Retype the records below word for word and omit any image.

Material provided:
***

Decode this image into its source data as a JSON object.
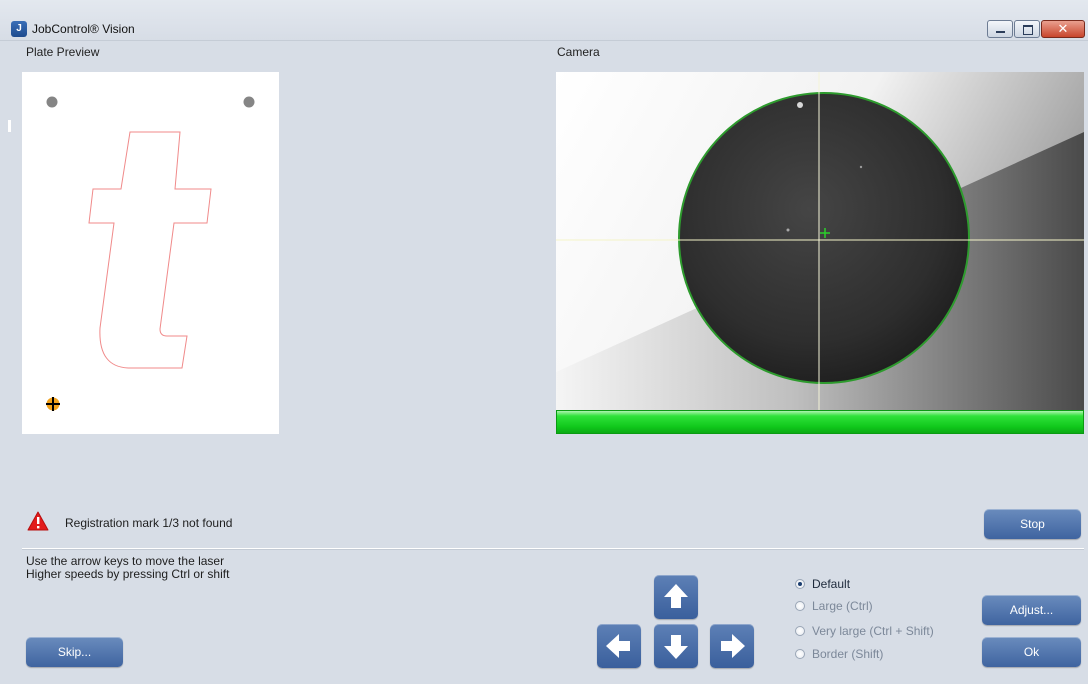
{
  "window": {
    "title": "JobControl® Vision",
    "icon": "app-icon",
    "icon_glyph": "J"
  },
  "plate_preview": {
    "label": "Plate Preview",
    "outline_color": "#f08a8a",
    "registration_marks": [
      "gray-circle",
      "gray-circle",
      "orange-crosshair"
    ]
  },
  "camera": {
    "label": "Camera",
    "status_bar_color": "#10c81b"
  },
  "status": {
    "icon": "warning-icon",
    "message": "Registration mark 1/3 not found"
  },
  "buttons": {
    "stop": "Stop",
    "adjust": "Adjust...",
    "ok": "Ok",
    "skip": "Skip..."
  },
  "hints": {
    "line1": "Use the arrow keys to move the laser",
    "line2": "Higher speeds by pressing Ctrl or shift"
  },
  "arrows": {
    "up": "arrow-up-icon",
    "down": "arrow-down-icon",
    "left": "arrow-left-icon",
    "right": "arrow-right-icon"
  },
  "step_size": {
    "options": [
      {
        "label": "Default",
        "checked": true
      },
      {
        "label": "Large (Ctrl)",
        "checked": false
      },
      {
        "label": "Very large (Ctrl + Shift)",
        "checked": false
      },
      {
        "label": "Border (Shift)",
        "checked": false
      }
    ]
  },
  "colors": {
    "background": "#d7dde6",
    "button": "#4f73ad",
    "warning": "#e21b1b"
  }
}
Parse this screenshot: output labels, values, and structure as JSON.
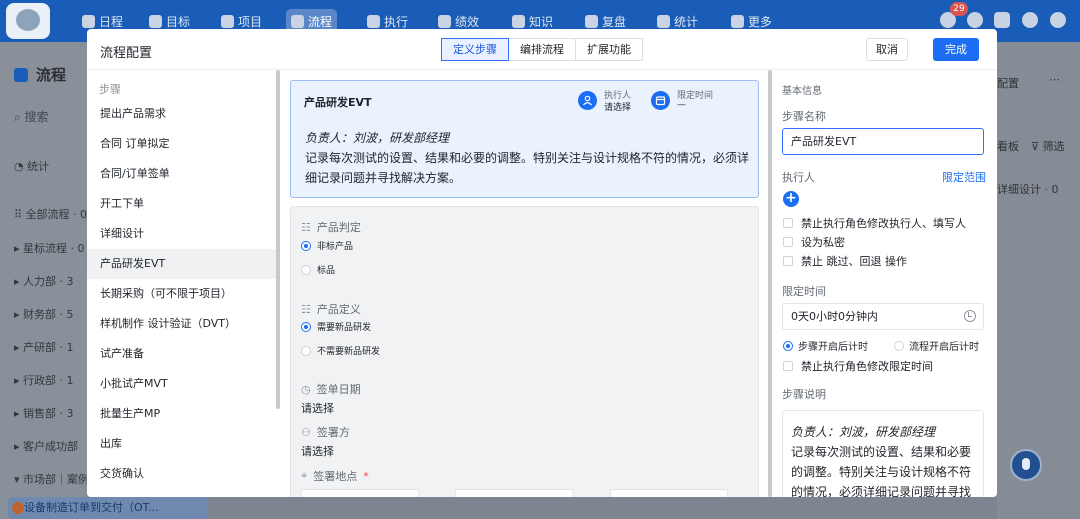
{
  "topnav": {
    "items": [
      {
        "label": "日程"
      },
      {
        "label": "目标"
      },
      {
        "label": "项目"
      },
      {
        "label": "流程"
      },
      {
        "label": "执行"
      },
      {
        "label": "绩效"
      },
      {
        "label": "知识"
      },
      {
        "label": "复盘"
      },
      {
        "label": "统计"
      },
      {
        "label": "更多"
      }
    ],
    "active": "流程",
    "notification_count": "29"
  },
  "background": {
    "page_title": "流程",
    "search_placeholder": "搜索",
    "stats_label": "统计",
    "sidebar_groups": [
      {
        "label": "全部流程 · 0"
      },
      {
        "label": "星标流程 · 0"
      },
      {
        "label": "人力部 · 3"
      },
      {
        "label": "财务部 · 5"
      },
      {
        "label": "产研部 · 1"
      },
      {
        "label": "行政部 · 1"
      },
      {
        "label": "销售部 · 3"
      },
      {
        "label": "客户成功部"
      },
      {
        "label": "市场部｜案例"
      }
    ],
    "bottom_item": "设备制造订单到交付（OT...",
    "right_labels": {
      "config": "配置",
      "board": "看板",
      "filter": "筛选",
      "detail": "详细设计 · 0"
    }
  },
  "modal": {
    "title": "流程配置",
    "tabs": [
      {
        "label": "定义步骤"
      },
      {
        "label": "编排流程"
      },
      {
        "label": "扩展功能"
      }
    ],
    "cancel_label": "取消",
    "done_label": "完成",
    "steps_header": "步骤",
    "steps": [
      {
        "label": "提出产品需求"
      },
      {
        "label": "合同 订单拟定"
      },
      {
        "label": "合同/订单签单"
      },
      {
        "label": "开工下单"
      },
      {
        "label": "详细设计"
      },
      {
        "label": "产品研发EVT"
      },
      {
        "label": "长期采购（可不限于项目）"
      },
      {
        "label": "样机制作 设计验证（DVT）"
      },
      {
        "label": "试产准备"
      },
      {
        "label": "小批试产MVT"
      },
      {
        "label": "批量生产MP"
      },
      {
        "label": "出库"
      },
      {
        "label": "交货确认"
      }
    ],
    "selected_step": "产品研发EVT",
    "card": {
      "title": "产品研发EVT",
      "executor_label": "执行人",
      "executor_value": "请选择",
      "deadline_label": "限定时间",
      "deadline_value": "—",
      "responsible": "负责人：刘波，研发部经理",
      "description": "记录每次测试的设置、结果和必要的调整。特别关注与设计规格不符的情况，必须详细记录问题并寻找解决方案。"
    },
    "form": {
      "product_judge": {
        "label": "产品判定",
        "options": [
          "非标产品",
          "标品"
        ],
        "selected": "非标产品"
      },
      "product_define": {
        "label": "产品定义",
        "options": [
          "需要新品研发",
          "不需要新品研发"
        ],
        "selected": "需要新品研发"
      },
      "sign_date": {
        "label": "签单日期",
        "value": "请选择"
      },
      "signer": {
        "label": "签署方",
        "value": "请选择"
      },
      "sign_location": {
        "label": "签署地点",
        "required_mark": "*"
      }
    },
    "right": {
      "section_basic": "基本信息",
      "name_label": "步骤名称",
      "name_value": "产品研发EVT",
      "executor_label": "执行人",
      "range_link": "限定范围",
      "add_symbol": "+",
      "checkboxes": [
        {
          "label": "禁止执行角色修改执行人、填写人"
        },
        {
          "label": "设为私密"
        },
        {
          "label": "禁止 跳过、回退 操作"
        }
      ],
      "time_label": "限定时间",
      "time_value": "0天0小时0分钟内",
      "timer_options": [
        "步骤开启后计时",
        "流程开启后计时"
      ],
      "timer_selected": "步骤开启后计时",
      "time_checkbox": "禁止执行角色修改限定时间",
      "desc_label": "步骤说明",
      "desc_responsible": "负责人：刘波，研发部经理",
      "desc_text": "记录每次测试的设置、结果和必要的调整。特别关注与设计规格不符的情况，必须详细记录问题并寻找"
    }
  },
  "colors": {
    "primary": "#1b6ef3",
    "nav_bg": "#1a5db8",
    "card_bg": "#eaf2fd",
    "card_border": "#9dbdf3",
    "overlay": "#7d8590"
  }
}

***

Result:
Decode this image into its source data as a JSON object.
{
  "window": {
    "title": "JobControl® Vision",
    "icon": "app-icon",
    "icon_glyph": "J"
  },
  "plate_preview": {
    "label": "Plate Preview",
    "outline_color": "#f08a8a",
    "registration_marks": [
      "gray-circle",
      "gray-circle",
      "orange-crosshair"
    ]
  },
  "camera": {
    "label": "Camera",
    "status_bar_color": "#10c81b"
  },
  "status": {
    "icon": "warning-icon",
    "message": "Registration mark 1/3 not found"
  },
  "buttons": {
    "stop": "Stop",
    "adjust": "Adjust...",
    "ok": "Ok",
    "skip": "Skip..."
  },
  "hints": {
    "line1": "Use the arrow keys to move the laser",
    "line2": "Higher speeds by pressing Ctrl or shift"
  },
  "arrows": {
    "up": "arrow-up-icon",
    "down": "arrow-down-icon",
    "left": "arrow-left-icon",
    "right": "arrow-right-icon"
  },
  "step_size": {
    "options": [
      {
        "label": "Default",
        "checked": true
      },
      {
        "label": "Large (Ctrl)",
        "checked": false
      },
      {
        "label": "Very large (Ctrl + Shift)",
        "checked": false
      },
      {
        "label": "Border (Shift)",
        "checked": false
      }
    ]
  },
  "colors": {
    "background": "#d7dde6",
    "button": "#4f73ad",
    "warning": "#e21b1b"
  }
}
Parse this screenshot: output labels, values, and structure as JSON.
{
  "topnav": {
    "items": [
      {
        "label": "日程"
      },
      {
        "label": "目标"
      },
      {
        "label": "项目"
      },
      {
        "label": "流程"
      },
      {
        "label": "执行"
      },
      {
        "label": "绩效"
      },
      {
        "label": "知识"
      },
      {
        "label": "复盘"
      },
      {
        "label": "统计"
      },
      {
        "label": "更多"
      }
    ],
    "active": "流程",
    "notification_count": "29"
  },
  "background": {
    "page_title": "流程",
    "search_placeholder": "搜索",
    "stats_label": "统计",
    "sidebar_groups": [
      {
        "label": "全部流程 · 0"
      },
      {
        "label": "星标流程 · 0"
      },
      {
        "label": "人力部 · 3"
      },
      {
        "label": "财务部 · 5"
      },
      {
        "label": "产研部 · 1"
      },
      {
        "label": "行政部 · 1"
      },
      {
        "label": "销售部 · 3"
      },
      {
        "label": "客户成功部"
      },
      {
        "label": "市场部｜案例"
      }
    ],
    "bottom_item": "设备制造订单到交付（OT...",
    "right_labels": {
      "config": "配置",
      "board": "看板",
      "filter": "筛选",
      "detail": "详细设计 · 0"
    }
  },
  "modal": {
    "title": "流程配置",
    "tabs": [
      {
        "label": "定义步骤"
      },
      {
        "label": "编排流程"
      },
      {
        "label": "扩展功能"
      }
    ],
    "cancel_label": "取消",
    "done_label": "完成",
    "steps_header": "步骤",
    "steps": [
      {
        "label": "提出产品需求"
      },
      {
        "label": "合同 订单拟定"
      },
      {
        "label": "合同/订单签单"
      },
      {
        "label": "开工下单"
      },
      {
        "label": "详细设计"
      },
      {
        "label": "产品研发EVT"
      },
      {
        "label": "长期采购（可不限于项目）"
      },
      {
        "label": "样机制作 设计验证（DVT）"
      },
      {
        "label": "试产准备"
      },
      {
        "label": "小批试产MVT"
      },
      {
        "label": "批量生产MP"
      },
      {
        "label": "出库"
      },
      {
        "label": "交货确认"
      }
    ],
    "selected_step": "产品研发EVT",
    "card": {
      "title": "产品研发EVT",
      "executor_label": "执行人",
      "executor_value": "请选择",
      "deadline_label": "限定时间",
      "deadline_value": "—",
      "responsible": "负责人：刘波，研发部经理",
      "description": "记录每次测试的设置、结果和必要的调整。特别关注与设计规格不符的情况，必须详细记录问题并寻找解决方案。"
    },
    "form": {
      "product_judge": {
        "label": "产品判定",
        "options": [
          "非标产品",
          "标品"
        ],
        "selected": "非标产品"
      },
      "product_define": {
        "label": "产品定义",
        "options": [
          "需要新品研发",
          "不需要新品研发"
        ],
        "selected": "需要新品研发"
      },
      "sign_date": {
        "label": "签单日期",
        "value": "请选择"
      },
      "signer": {
        "label": "签署方",
        "value": "请选择"
      },
      "sign_location": {
        "label": "签署地点",
        "required_mark": "*"
      }
    },
    "right": {
      "section_basic": "基本信息",
      "name_label": "步骤名称",
      "name_value": "产品研发EVT",
      "executor_label": "执行人",
      "range_link": "限定范围",
      "add_symbol": "+",
      "checkboxes": [
        {
          "label": "禁止执行角色修改执行人、填写人"
        },
        {
          "label": "设为私密"
        },
        {
          "label": "禁止 跳过、回退 操作"
        }
      ],
      "time_label": "限定时间",
      "time_value": "0天0小时0分钟内",
      "timer_options": [
        "步骤开启后计时",
        "流程开启后计时"
      ],
      "timer_selected": "步骤开启后计时",
      "time_checkbox": "禁止执行角色修改限定时间",
      "desc_label": "步骤说明",
      "desc_responsible": "负责人：刘波，研发部经理",
      "desc_text": "记录每次测试的设置、结果和必要的调整。特别关注与设计规格不符的情况，必须详细记录问题并寻找"
    }
  },
  "colors": {
    "primary": "#1b6ef3",
    "nav_bg": "#1a5db8",
    "card_bg": "#eaf2fd",
    "card_border": "#9dbdf3",
    "overlay": "#7d8590"
  }
}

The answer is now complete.